● The exercise
Wherever the string "JSON" occurs in a line of these records, report that line.

● Records
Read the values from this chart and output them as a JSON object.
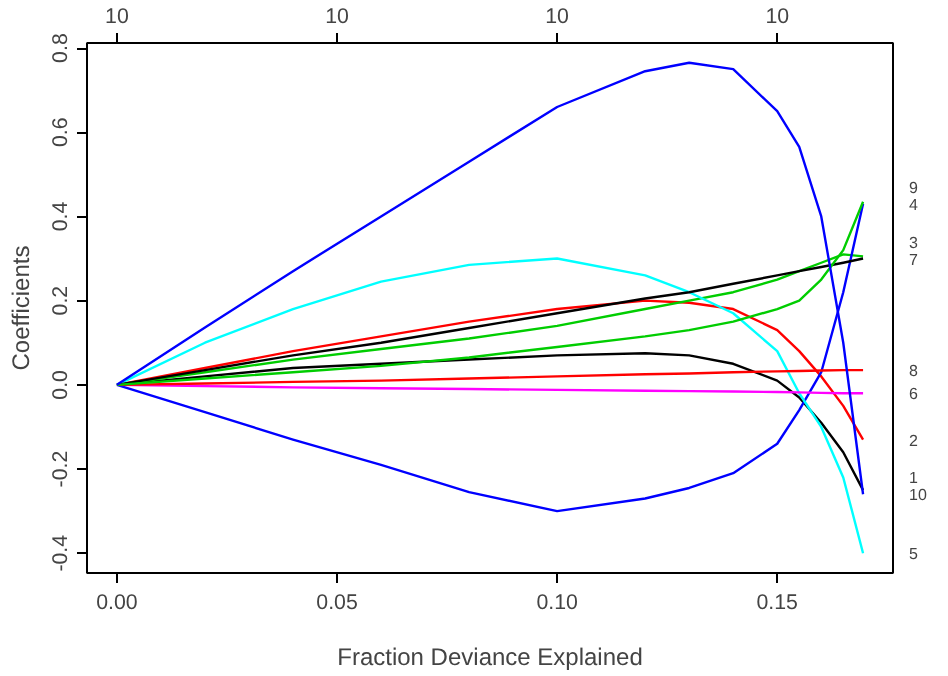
{
  "chart_data": {
    "type": "line",
    "xlabel": "Fraction Deviance Explained",
    "ylabel": "Coefficients",
    "x": [
      0,
      0.02,
      0.04,
      0.06,
      0.08,
      0.1,
      0.12,
      0.13,
      0.14,
      0.15,
      0.155,
      0.16,
      0.165,
      0.1695
    ],
    "series": [
      {
        "name": "1",
        "color": "#000000",
        "values": [
          0,
          0.02,
          0.04,
          0.05,
          0.06,
          0.07,
          0.075,
          0.07,
          0.05,
          0.01,
          -0.03,
          -0.09,
          -0.16,
          -0.25
        ]
      },
      {
        "name": "2",
        "color": "#ff0000",
        "values": [
          0,
          0.04,
          0.08,
          0.115,
          0.15,
          0.18,
          0.2,
          0.195,
          0.18,
          0.13,
          0.08,
          0.02,
          -0.05,
          -0.13
        ]
      },
      {
        "name": "3",
        "color": "#00cd00",
        "values": [
          0,
          0.03,
          0.06,
          0.085,
          0.11,
          0.14,
          0.18,
          0.2,
          0.22,
          0.25,
          0.27,
          0.29,
          0.31,
          0.305
        ]
      },
      {
        "name": "4",
        "color": "#0000ff",
        "values": [
          0,
          -0.065,
          -0.13,
          -0.19,
          -0.255,
          -0.3,
          -0.27,
          -0.245,
          -0.21,
          -0.14,
          -0.06,
          0.03,
          0.22,
          0.43
        ]
      },
      {
        "name": "5",
        "color": "#00ffff",
        "values": [
          0,
          0.1,
          0.18,
          0.245,
          0.285,
          0.3,
          0.26,
          0.22,
          0.17,
          0.08,
          -0.02,
          -0.1,
          -0.22,
          -0.4
        ]
      },
      {
        "name": "6",
        "color": "#ff00ff",
        "values": [
          0,
          -0.003,
          -0.006,
          -0.008,
          -0.01,
          -0.012,
          -0.014,
          -0.015,
          -0.016,
          -0.017,
          -0.018,
          -0.019,
          -0.02,
          -0.02
        ]
      },
      {
        "name": "7",
        "color": "#000000",
        "values": [
          0,
          0.035,
          0.07,
          0.1,
          0.135,
          0.17,
          0.205,
          0.22,
          0.24,
          0.26,
          0.27,
          0.28,
          0.29,
          0.3
        ]
      },
      {
        "name": "8",
        "color": "#ff0000",
        "values": [
          0,
          0.003,
          0.007,
          0.01,
          0.015,
          0.02,
          0.025,
          0.027,
          0.03,
          0.032,
          0.033,
          0.034,
          0.035,
          0.035
        ]
      },
      {
        "name": "9",
        "color": "#00cd00",
        "values": [
          0,
          0.015,
          0.03,
          0.045,
          0.065,
          0.09,
          0.115,
          0.13,
          0.15,
          0.18,
          0.2,
          0.25,
          0.32,
          0.435
        ]
      },
      {
        "name": "10",
        "color": "#0000ff",
        "values": [
          0,
          0.136,
          0.27,
          0.4,
          0.53,
          0.66,
          0.745,
          0.765,
          0.75,
          0.65,
          0.565,
          0.4,
          0.1,
          -0.26
        ]
      }
    ],
    "xlim": [
      -0.0068,
      0.1763
    ],
    "ylim": [
      -0.447,
      0.812
    ],
    "xticks": [
      {
        "value": 0,
        "label": "0.00"
      },
      0.05,
      {
        "value": 0.1,
        "label": "0.10"
      },
      0.15
    ],
    "yticks": [
      {
        "value": -0.4,
        "label": "-0.4"
      },
      {
        "value": -0.2,
        "label": "-0.2"
      },
      {
        "value": 0,
        "label": "0.0"
      },
      0.2,
      0.4,
      0.6,
      0.8
    ],
    "annotations": [
      "10",
      "10",
      "10",
      "10"
    ],
    "legend": "right",
    "marker": "none",
    "line_style": "solid"
  }
}
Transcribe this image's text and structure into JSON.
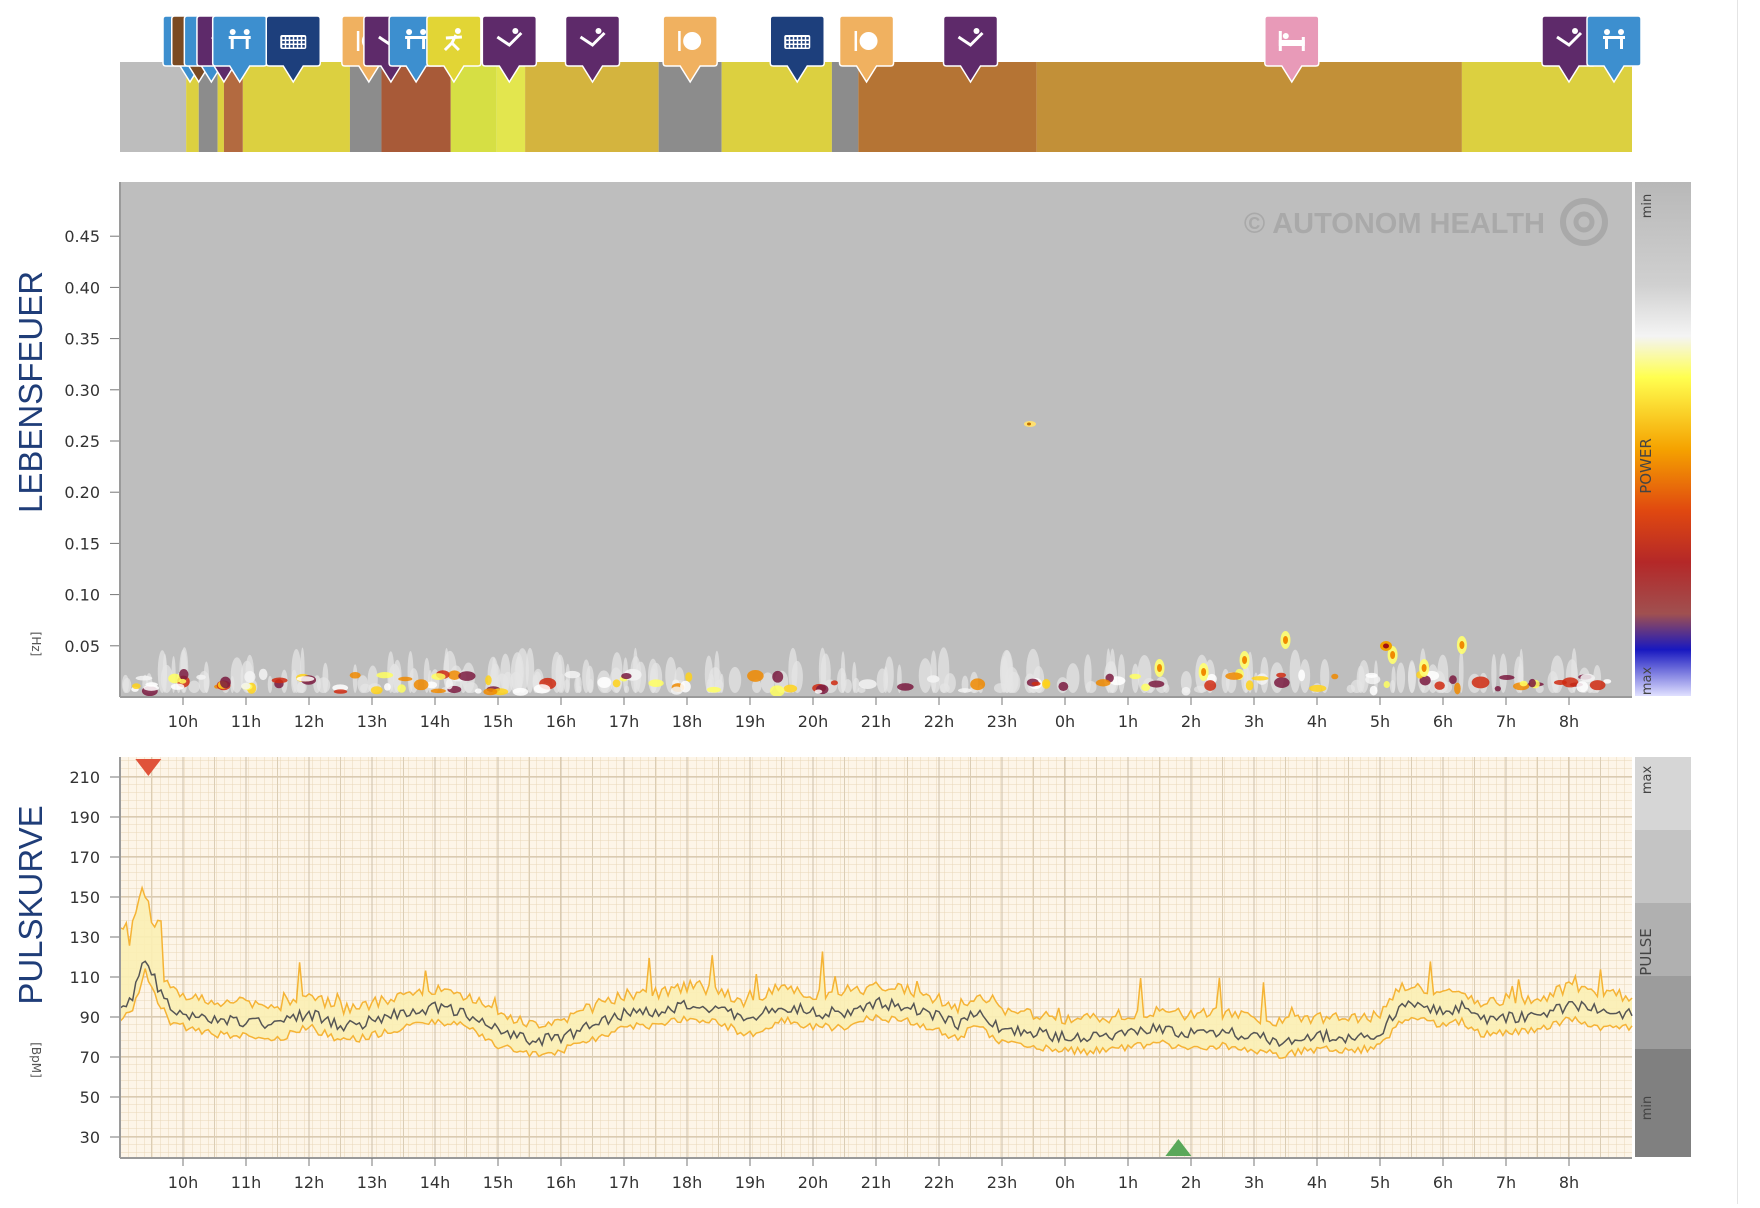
{
  "activity_strip": {
    "segments": [
      {
        "start": 9.0,
        "end": 10.05,
        "color": "#bdbdbd"
      },
      {
        "start": 10.05,
        "end": 10.25,
        "color": "#dcd040"
      },
      {
        "start": 10.25,
        "end": 10.55,
        "color": "#8c8c8c"
      },
      {
        "start": 10.55,
        "end": 10.65,
        "color": "#dcd040"
      },
      {
        "start": 10.65,
        "end": 10.95,
        "color": "#b36a40"
      },
      {
        "start": 10.95,
        "end": 12.65,
        "color": "#dcd040"
      },
      {
        "start": 12.65,
        "end": 13.15,
        "color": "#8c8c8c"
      },
      {
        "start": 13.15,
        "end": 14.25,
        "color": "#a85a38"
      },
      {
        "start": 14.25,
        "end": 14.98,
        "color": "#d6df44"
      },
      {
        "start": 14.98,
        "end": 15.43,
        "color": "#e3e64e"
      },
      {
        "start": 15.43,
        "end": 17.55,
        "color": "#d4b43e"
      },
      {
        "start": 17.55,
        "end": 18.55,
        "color": "#8c8c8c"
      },
      {
        "start": 18.55,
        "end": 20.3,
        "color": "#dcd040"
      },
      {
        "start": 20.3,
        "end": 20.72,
        "color": "#8c8c8c"
      },
      {
        "start": 20.72,
        "end": 23.55,
        "color": "#b57434"
      },
      {
        "start": 23.55,
        "end": 30.3,
        "color": "#c29038"
      },
      {
        "start": 30.3,
        "end": 33.0,
        "color": "#dcd040"
      }
    ],
    "icons": [
      {
        "t": 10.0,
        "kind": "meeting"
      },
      {
        "t": 10.25,
        "kind": "walk"
      },
      {
        "t": 10.45,
        "kind": "meeting"
      },
      {
        "t": 10.65,
        "kind": "relax"
      },
      {
        "t": 10.9,
        "kind": "meeting"
      },
      {
        "t": 11.75,
        "kind": "computer"
      },
      {
        "t": 12.95,
        "kind": "eat"
      },
      {
        "t": 13.3,
        "kind": "relax"
      },
      {
        "t": 13.7,
        "kind": "meeting"
      },
      {
        "t": 14.3,
        "kind": "sport"
      },
      {
        "t": 15.18,
        "kind": "relax"
      },
      {
        "t": 16.5,
        "kind": "relax"
      },
      {
        "t": 18.05,
        "kind": "eat"
      },
      {
        "t": 19.75,
        "kind": "computer"
      },
      {
        "t": 20.85,
        "kind": "eat"
      },
      {
        "t": 22.5,
        "kind": "relax"
      },
      {
        "t": 27.6,
        "kind": "sleep"
      },
      {
        "t": 32.0,
        "kind": "relax"
      },
      {
        "t": 33.3,
        "kind": "meeting"
      }
    ],
    "icon_colors": {
      "meeting": "#3d8fcf",
      "walk": "#7a4a22",
      "relax": "#5e2a6a",
      "computer": "#1d3f7c",
      "eat": "#f0b160",
      "sport": "#e2d535",
      "sleep": "#e89ab8"
    }
  },
  "spectrogram": {
    "title": "LEBENSFEUER",
    "unit": "[Hz]",
    "watermark": "© AUTONOM HEALTH",
    "y_ticks": [
      "0.45",
      "0.40",
      "0.35",
      "0.30",
      "0.25",
      "0.20",
      "0.15",
      "0.10",
      "0.05"
    ],
    "legend_title": "POWER",
    "legend_min": "min",
    "legend_max": "max",
    "background": "#bebebe"
  },
  "pulse": {
    "title": "PULSKURVE",
    "unit": "[BpM]",
    "y_ticks": [
      "210",
      "190",
      "170",
      "150",
      "130",
      "110",
      "90",
      "70",
      "50",
      "30"
    ],
    "legend_title": "PULSE",
    "legend_max": "max",
    "legend_min": "min",
    "marker_max_color": "#e0533a",
    "marker_min_color": "#5aa85a",
    "line_color": "#555555",
    "band_color": "#f5b335",
    "background": "#fdf5e8"
  },
  "time_axis": {
    "labels": [
      "10h",
      "11h",
      "12h",
      "13h",
      "14h",
      "15h",
      "16h",
      "17h",
      "18h",
      "19h",
      "20h",
      "21h",
      "22h",
      "23h",
      "0h",
      "1h",
      "2h",
      "3h",
      "4h",
      "5h",
      "6h",
      "7h",
      "8h"
    ]
  },
  "chart_data": [
    {
      "type": "heatmap",
      "title": "LEBENSFEUER",
      "ylabel": "[Hz]",
      "x_range": [
        "09:00",
        "09:00 next day"
      ],
      "ylim": [
        0,
        0.5
      ],
      "y_ticks": [
        0.05,
        0.1,
        0.15,
        0.2,
        0.25,
        0.3,
        0.35,
        0.4,
        0.45
      ],
      "x_ticks": [
        "10h",
        "11h",
        "12h",
        "13h",
        "14h",
        "15h",
        "16h",
        "17h",
        "18h",
        "19h",
        "20h",
        "21h",
        "22h",
        "23h",
        "0h",
        "1h",
        "2h",
        "3h",
        "4h",
        "5h",
        "6h",
        "7h",
        "8h"
      ],
      "legend": "POWER (min → max)"
    },
    {
      "type": "line",
      "title": "PULSKURVE",
      "ylabel": "[BpM]",
      "ylim": [
        20,
        220
      ],
      "y_ticks": [
        30,
        50,
        70,
        90,
        110,
        130,
        150,
        170,
        190,
        210
      ],
      "x_ticks": [
        "10h",
        "11h",
        "12h",
        "13h",
        "14h",
        "15h",
        "16h",
        "17h",
        "18h",
        "19h",
        "20h",
        "21h",
        "22h",
        "23h",
        "0h",
        "1h",
        "2h",
        "3h",
        "4h",
        "5h",
        "6h",
        "7h",
        "8h"
      ],
      "max_marker_time": 9.45,
      "min_marker_time": 25.8,
      "series": [
        {
          "x": [
            9.0,
            9.2,
            9.4,
            9.6,
            9.8,
            10.0,
            10.3,
            10.6,
            11.0,
            11.5,
            12.0,
            12.3,
            12.6,
            13.0,
            13.5,
            14.0,
            14.5,
            15.0,
            15.5,
            16.0,
            16.5,
            17.0,
            17.5,
            18.0,
            18.5,
            19.0,
            19.5,
            20.0,
            20.5,
            21.0,
            21.5,
            22.0,
            22.3,
            22.6,
            23.0,
            23.5,
            0.0,
            0.5,
            1.0,
            1.5,
            2.0,
            2.5,
            3.0,
            3.5,
            4.0,
            4.5,
            5.0,
            5.3,
            5.6,
            6.0,
            6.3,
            6.6,
            7.0,
            7.5,
            8.0,
            8.5,
            9.0
          ],
          "values": [
            95,
            100,
            120,
            105,
            95,
            92,
            90,
            88,
            88,
            86,
            92,
            88,
            85,
            88,
            92,
            95,
            92,
            83,
            78,
            80,
            86,
            92,
            93,
            96,
            94,
            88,
            96,
            92,
            92,
            97,
            95,
            90,
            86,
            93,
            84,
            82,
            80,
            80,
            82,
            84,
            82,
            83,
            80,
            78,
            81,
            80,
            82,
            95,
            96,
            93,
            95,
            88,
            90,
            90,
            96,
            93,
            92
          ]
        }
      ]
    }
  ]
}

● Reply
Read the values from this chart and output them as a JSON object.
Transcribe this image's text and structure into JSON.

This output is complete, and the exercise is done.